++++ PROVIDED INFORMATION

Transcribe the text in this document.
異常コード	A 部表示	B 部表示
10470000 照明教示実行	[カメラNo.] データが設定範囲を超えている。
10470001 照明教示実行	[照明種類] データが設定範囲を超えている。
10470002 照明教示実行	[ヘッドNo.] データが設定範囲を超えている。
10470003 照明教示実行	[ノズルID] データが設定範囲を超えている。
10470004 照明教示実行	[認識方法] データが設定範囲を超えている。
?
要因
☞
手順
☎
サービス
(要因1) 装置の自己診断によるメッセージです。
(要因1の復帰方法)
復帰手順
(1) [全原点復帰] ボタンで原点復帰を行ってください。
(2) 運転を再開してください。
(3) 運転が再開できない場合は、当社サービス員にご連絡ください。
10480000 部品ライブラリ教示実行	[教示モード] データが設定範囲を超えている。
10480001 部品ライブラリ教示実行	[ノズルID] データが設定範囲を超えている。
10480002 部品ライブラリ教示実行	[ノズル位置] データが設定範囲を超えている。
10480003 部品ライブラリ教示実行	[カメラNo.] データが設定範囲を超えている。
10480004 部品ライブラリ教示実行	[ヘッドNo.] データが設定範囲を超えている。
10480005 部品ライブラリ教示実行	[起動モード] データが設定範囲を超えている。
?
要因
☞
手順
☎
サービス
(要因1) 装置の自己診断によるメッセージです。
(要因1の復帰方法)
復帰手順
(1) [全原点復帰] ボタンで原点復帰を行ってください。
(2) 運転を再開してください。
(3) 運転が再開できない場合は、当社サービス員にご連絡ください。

++++++++

### EXERCISE REQUIREMENTS
Identify and copy all lines with the word "部品ライブラリ教示実行".

### FULL OUTPUT
10480000 部品ライブラリ教示実行	[教示モード] データが設定範囲を超えている。
10480001 部品ライブラリ教示実行	[ノズルID] データが設定範囲を超えている。
10480002 部品ライブラリ教示実行	[ノズル位置] データが設定範囲を超えている。
10480003 部品ライブラリ教示実行	[カメラNo.] データが設定範囲を超えている。
10480004 部品ライブラリ教示実行	[ヘッドNo.] データが設定範囲を超えている。
10480005 部品ライブラリ教示実行	[起動モード] データが設定範囲を超えている。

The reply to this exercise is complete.